● **Required task**
Will you give every entry again exactly as it stands?

● **Dataset excerpts**
☆ ☆ ☆ ☆ ☆

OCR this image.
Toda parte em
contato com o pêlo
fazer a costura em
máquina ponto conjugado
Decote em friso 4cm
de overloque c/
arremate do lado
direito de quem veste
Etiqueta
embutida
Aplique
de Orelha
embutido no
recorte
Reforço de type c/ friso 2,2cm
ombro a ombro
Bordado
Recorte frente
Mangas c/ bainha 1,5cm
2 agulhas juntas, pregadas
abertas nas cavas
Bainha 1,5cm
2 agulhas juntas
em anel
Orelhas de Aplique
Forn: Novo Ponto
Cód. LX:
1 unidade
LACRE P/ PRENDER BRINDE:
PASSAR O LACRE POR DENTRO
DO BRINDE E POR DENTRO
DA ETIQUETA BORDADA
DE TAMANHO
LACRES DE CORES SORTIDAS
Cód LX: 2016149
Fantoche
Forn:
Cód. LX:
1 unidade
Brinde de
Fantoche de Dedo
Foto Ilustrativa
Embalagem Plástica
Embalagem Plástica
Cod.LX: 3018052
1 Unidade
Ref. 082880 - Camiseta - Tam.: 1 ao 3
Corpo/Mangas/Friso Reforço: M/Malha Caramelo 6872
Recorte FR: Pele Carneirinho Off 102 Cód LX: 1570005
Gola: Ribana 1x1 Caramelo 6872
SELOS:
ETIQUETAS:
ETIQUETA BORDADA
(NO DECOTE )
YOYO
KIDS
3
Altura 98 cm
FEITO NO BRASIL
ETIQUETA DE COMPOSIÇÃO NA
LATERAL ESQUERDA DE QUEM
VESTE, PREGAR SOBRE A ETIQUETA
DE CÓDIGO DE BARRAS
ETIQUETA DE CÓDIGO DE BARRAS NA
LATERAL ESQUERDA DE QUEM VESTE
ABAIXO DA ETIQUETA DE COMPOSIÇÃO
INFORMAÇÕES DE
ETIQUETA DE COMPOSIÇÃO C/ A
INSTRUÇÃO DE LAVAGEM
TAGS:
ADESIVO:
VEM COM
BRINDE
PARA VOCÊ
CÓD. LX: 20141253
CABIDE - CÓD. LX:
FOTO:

☆ ☆ ☆ ☆ ☆

● **Result below**
OCR this image.
Toda parte em
contato com o pêlo
fazer a costura em
máquina ponto conjugado
Decote em friso 4cm
de overloque c/
arremate do lado
direito de quem veste
Etiqueta
embutida
Aplique
de Orelha
embutido no
recorte
Reforço de type c/ friso 2,2cm
ombro a ombro
Bordado
Recorte frente
Mangas c/ bainha 1,5cm
2 agulhas juntas, pregadas
abertas nas cavas
Bainha 1,5cm
2 agulhas juntas
em anel
Orelhas de Aplique
Forn: Novo Ponto
Cód. LX:
1 unidade
LACRE P/ PRENDER BRINDE:
PASSAR O LACRE POR DENTRO
DO BRINDE E POR DENTRO
DA ETIQUETA BORDADA
DE TAMANHO
LACRES DE CORES SORTIDAS
Cód LX: 2016149
Fantoche
Forn:
Cód. LX:
1 unidade
Brinde de
Fantoche de Dedo
Foto Ilustrativa
Embalagem Plástica
Embalagem Plástica
Cod.LX: 3018052
1 Unidade
Ref. 082880 - Camiseta - Tam.: 1 ao 3
Corpo/Mangas/Friso Reforço: M/Malha Caramelo 6872
Recorte FR: Pele Carneirinho Off 102 Cód LX: 1570005
Gola: Ribana 1x1 Caramelo 6872
SELOS:
ETIQUETAS:
ETIQUETA BORDADA
(NO DECOTE )
YOYO
KIDS
3
Altura 98 cm
FEITO NO BRASIL
ETIQUETA DE COMPOSIÇÃO NA
LATERAL ESQUERDA DE QUEM
VESTE, PREGAR SOBRE A ETIQUETA
DE CÓDIGO DE BARRAS
ETIQUETA DE CÓDIGO DE BARRAS NA
LATERAL ESQUERDA DE QUEM VESTE
ABAIXO DA ETIQUETA DE COMPOSIÇÃO
INFORMAÇÕES DE
ETIQUETA DE COMPOSIÇÃO C/ A
INSTRUÇÃO DE LAVAGEM
TAGS:
ADESIVO:
VEM COM
BRINDE
PARA VOCÊ
CÓD. LX: 20141253
CABIDE - CÓD. LX:
FOTO:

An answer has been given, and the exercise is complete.